== Task data ==
══════════════════════════════
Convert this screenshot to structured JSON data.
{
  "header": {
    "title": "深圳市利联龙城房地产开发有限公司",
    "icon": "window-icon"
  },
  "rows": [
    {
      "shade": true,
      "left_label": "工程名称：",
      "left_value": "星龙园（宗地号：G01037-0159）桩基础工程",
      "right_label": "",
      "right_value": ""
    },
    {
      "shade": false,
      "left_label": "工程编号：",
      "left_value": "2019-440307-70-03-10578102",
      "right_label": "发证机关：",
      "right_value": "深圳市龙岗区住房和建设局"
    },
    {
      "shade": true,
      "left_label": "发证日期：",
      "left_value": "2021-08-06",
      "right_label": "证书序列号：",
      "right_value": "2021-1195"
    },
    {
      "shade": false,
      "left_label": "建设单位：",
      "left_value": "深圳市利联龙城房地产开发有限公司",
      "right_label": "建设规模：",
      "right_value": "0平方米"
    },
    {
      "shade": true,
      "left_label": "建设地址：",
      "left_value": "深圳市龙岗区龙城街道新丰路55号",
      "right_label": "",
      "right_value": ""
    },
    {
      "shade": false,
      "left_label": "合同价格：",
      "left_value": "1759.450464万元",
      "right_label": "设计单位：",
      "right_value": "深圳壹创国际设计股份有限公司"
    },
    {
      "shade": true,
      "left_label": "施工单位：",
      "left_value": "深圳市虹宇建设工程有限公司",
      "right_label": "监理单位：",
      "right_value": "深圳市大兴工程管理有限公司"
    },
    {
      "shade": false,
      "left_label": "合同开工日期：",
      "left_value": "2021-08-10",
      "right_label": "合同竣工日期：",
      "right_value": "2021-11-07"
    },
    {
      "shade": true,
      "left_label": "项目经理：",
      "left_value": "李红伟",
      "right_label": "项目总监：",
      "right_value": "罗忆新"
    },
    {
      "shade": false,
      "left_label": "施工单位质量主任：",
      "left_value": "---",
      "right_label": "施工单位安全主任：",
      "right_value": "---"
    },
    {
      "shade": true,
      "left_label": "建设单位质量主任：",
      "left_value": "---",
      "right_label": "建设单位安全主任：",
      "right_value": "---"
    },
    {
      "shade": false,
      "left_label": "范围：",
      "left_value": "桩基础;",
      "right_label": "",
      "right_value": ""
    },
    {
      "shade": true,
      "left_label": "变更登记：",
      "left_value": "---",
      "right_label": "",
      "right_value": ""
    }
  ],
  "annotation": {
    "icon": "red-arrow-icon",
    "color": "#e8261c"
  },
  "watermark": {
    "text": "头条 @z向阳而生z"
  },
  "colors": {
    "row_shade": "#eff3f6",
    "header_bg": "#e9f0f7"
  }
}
══════════════════════════════
== Exercise ==
Write out every line exactly as it stands.

== Expected output ==
Convert this screenshot to structured JSON data.
{
  "header": {
    "title": "深圳市利联龙城房地产开发有限公司",
    "icon": "window-icon"
  },
  "rows": [
    {
      "shade": true,
      "left_label": "工程名称：",
      "left_value": "星龙园（宗地号：G01037-0159）桩基础工程",
      "right_label": "",
      "right_value": ""
    },
    {
      "shade": false,
      "left_label": "工程编号：",
      "left_value": "2019-440307-70-03-10578102",
      "right_label": "发证机关：",
      "right_value": "深圳市龙岗区住房和建设局"
    },
    {
      "shade": true,
      "left_label": "发证日期：",
      "left_value": "2021-08-06",
      "right_label": "证书序列号：",
      "right_value": "2021-1195"
    },
    {
      "shade": false,
      "left_label": "建设单位：",
      "left_value": "深圳市利联龙城房地产开发有限公司",
      "right_label": "建设规模：",
      "right_value": "0平方米"
    },
    {
      "shade": true,
      "left_label": "建设地址：",
      "left_value": "深圳市龙岗区龙城街道新丰路55号",
      "right_label": "",
      "right_value": ""
    },
    {
      "shade": false,
      "left_label": "合同价格：",
      "left_value": "1759.450464万元",
      "right_label": "设计单位：",
      "right_value": "深圳壹创国际设计股份有限公司"
    },
    {
      "shade": true,
      "left_label": "施工单位：",
      "left_value": "深圳市虹宇建设工程有限公司",
      "right_label": "监理单位：",
      "right_value": "深圳市大兴工程管理有限公司"
    },
    {
      "shade": false,
      "left_label": "合同开工日期：",
      "left_value": "2021-08-10",
      "right_label": "合同竣工日期：",
      "right_value": "2021-11-07"
    },
    {
      "shade": true,
      "left_label": "项目经理：",
      "left_value": "李红伟",
      "right_label": "项目总监：",
      "right_value": "罗忆新"
    },
    {
      "shade": false,
      "left_label": "施工单位质量主任：",
      "left_value": "---",
      "right_label": "施工单位安全主任：",
      "right_value": "---"
    },
    {
      "shade": true,
      "left_label": "建设单位质量主任：",
      "left_value": "---",
      "right_label": "建设单位安全主任：",
      "right_value": "---"
    },
    {
      "shade": false,
      "left_label": "范围：",
      "left_value": "桩基础;",
      "right_label": "",
      "right_value": ""
    },
    {
      "shade": true,
      "left_label": "变更登记：",
      "left_value": "---",
      "right_label": "",
      "right_value": ""
    }
  ],
  "annotation": {
    "icon": "red-arrow-icon",
    "color": "#e8261c"
  },
  "watermark": {
    "text": "头条 @z向阳而生z"
  },
  "colors": {
    "row_shade": "#eff3f6",
    "header_bg": "#e9f0f7"
  }
}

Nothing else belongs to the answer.